The exercise asks you to copy every line below in which "числе" appears.

[Dataset excerpt]

-- Begin --

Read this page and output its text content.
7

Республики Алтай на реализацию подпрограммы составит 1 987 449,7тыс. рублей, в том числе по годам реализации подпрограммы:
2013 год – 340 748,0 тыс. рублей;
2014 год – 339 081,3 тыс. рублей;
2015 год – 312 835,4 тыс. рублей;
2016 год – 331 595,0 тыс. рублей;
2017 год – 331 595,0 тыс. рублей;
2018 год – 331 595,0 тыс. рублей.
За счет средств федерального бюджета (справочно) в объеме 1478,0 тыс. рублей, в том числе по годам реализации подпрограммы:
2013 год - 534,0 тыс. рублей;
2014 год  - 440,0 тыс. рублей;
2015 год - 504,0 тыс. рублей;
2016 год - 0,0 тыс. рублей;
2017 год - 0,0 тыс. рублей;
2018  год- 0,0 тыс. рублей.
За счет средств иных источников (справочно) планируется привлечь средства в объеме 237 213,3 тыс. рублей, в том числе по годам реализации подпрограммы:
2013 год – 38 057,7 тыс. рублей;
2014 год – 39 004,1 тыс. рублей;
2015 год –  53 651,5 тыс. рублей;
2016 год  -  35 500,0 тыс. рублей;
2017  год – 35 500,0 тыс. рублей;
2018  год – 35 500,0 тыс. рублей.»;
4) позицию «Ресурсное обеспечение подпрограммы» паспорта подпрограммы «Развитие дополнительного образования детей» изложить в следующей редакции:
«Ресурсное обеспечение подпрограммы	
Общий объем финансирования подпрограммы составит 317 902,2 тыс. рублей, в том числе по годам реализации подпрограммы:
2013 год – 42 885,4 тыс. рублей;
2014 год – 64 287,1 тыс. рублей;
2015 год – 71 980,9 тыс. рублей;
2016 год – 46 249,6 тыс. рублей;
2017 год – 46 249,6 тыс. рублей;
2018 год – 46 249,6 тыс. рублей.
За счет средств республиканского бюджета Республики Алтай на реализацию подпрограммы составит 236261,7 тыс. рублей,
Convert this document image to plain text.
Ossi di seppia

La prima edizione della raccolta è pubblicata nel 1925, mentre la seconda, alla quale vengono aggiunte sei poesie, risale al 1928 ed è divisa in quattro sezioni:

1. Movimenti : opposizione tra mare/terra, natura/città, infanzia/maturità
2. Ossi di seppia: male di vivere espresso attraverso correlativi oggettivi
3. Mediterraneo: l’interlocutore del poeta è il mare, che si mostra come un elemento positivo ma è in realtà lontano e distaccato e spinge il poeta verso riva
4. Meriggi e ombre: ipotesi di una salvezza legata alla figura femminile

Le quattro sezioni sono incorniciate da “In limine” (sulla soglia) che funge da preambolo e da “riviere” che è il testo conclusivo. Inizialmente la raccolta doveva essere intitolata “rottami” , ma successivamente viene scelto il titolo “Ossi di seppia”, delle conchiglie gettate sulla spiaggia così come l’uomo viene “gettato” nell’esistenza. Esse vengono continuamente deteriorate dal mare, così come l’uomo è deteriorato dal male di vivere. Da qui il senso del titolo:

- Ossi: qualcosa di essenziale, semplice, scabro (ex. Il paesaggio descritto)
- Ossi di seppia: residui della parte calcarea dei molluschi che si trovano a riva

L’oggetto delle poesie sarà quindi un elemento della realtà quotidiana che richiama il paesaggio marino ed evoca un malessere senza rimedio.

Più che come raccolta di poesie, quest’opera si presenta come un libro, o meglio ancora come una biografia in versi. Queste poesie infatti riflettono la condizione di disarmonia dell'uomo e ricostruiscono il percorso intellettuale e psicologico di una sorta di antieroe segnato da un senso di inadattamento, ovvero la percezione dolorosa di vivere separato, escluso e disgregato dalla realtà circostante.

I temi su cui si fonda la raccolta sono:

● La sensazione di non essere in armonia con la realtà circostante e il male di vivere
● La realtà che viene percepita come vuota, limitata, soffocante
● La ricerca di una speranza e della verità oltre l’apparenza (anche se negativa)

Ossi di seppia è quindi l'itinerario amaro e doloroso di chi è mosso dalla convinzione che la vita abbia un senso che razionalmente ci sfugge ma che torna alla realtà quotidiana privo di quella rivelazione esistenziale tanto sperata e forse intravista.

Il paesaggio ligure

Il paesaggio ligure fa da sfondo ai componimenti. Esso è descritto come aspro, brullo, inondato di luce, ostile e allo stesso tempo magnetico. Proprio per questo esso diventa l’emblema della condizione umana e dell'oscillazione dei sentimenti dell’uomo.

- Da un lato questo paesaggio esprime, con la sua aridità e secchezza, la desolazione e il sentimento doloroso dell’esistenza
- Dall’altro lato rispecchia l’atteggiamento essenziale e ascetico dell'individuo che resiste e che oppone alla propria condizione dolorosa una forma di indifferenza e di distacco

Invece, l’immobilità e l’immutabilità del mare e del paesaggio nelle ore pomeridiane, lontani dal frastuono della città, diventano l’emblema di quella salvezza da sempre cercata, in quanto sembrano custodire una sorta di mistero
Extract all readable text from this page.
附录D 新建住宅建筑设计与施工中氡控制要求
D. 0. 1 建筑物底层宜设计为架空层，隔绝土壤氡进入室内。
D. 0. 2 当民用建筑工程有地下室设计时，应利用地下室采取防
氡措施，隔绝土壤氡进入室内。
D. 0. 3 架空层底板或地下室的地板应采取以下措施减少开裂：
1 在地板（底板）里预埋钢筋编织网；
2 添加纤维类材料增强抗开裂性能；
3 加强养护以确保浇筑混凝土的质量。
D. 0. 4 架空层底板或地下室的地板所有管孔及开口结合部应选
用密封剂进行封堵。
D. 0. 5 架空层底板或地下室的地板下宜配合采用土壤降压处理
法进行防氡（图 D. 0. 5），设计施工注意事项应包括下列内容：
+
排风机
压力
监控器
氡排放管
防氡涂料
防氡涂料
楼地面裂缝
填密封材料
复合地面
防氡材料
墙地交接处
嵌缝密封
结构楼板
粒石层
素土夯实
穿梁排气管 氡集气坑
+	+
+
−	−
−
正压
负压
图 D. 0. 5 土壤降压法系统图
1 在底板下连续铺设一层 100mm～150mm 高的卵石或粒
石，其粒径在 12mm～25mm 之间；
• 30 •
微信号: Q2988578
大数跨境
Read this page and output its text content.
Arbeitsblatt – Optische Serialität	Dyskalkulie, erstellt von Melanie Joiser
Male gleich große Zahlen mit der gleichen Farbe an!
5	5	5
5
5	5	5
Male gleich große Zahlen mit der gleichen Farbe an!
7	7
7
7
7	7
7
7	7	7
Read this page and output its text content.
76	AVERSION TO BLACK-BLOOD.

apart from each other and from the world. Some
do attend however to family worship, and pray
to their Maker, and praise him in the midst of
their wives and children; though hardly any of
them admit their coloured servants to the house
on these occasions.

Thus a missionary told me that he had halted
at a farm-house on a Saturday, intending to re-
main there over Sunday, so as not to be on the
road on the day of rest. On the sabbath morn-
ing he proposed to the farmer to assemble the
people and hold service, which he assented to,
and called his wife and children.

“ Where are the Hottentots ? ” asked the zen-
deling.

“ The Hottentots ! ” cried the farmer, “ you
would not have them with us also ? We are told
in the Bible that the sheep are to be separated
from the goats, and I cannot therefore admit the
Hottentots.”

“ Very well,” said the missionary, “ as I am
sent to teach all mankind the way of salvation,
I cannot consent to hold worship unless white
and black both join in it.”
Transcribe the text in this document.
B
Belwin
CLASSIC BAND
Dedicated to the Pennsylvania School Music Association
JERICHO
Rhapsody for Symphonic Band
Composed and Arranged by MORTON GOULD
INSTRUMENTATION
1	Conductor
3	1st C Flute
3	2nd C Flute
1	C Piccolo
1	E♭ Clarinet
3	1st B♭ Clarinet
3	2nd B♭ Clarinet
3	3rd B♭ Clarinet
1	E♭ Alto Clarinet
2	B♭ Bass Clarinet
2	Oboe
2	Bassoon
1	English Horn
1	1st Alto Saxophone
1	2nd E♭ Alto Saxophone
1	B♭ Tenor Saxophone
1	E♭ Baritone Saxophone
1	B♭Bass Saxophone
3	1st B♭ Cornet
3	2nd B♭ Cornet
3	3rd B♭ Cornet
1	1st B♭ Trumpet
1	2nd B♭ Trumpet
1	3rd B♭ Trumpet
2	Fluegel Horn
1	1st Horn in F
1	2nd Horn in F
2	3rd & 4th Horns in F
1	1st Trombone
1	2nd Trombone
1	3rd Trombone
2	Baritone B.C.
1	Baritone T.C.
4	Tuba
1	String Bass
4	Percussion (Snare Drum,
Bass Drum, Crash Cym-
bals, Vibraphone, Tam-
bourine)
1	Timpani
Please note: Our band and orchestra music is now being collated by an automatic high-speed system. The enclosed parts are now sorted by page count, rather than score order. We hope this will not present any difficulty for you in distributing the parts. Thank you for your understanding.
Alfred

-- End --

WRITTEN ANSWER:
Республики Алтай на реализацию подпрограммы составит 1 987 449,7тыс. рублей, в том числе по годам реализации подпрограммы:
За счет средств федерального бюджета (справочно) в объеме 1478,0 тыс. рублей, в том числе по годам реализации подпрограммы:
За счет средств иных источников (справочно) планируется привлечь средства в объеме 237 213,3 тыс. рублей, в том числе по годам реализации подпрограммы:
Общий объем финансирования подпрограммы составит 317 902,2 тыс. рублей, в том числе по годам реализации подпрограммы:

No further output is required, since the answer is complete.